** Start of EXTRACTED ENTRIES **
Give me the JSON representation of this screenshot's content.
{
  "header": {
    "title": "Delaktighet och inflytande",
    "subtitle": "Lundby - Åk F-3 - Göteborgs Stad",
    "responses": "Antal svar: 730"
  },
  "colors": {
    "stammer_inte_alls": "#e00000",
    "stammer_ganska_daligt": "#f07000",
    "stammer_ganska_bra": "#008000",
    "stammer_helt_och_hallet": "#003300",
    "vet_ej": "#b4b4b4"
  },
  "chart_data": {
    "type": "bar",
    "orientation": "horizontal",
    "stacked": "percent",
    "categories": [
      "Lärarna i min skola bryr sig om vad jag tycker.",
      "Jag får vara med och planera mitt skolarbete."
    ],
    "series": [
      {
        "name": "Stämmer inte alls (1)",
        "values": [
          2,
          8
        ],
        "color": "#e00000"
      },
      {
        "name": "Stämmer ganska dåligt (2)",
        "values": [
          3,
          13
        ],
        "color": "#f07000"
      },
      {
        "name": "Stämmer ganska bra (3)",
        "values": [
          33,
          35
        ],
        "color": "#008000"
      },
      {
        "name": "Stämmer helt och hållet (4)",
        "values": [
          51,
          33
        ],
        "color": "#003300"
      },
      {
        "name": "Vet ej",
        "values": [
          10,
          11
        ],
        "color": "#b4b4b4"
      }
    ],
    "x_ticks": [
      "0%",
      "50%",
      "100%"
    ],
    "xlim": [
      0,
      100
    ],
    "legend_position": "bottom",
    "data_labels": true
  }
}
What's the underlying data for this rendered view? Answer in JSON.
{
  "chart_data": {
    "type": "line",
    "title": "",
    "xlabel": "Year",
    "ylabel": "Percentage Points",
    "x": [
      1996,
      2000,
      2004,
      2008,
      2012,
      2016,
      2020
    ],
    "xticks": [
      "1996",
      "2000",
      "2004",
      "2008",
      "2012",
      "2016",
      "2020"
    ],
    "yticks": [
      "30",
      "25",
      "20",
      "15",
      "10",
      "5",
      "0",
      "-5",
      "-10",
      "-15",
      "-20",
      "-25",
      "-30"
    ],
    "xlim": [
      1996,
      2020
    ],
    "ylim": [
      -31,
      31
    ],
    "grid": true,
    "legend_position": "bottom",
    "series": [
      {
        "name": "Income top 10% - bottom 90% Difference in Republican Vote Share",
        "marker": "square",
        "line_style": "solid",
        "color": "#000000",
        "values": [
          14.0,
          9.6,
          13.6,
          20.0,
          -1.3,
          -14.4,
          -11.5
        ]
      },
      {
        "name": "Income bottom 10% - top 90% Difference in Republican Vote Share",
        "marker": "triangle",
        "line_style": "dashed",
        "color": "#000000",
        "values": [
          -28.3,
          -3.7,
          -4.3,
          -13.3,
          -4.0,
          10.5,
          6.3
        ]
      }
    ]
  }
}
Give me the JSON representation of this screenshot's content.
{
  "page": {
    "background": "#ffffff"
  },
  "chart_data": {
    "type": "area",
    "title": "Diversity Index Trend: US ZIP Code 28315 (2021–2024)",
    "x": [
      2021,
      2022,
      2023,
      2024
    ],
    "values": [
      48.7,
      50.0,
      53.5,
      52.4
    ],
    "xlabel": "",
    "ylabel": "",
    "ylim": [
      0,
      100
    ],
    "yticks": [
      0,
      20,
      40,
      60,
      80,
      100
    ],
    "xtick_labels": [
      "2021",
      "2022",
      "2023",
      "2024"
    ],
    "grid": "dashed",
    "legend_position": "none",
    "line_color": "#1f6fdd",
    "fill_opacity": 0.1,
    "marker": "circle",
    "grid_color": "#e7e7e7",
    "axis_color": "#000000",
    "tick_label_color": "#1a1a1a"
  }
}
** End of EXTRACTED ENTRIES **
**TASK INSTRUCTIONS**
Go through the material line by line. Show each line that contains the string "Stämmer".

**PROBLEM SOLUTION**
        "name": "Stämmer inte alls (1)",
        "name": "Stämmer ganska dåligt (2)",
        "name": "Stämmer ganska bra (3)",
        "name": "Stämmer helt och hållet (4)",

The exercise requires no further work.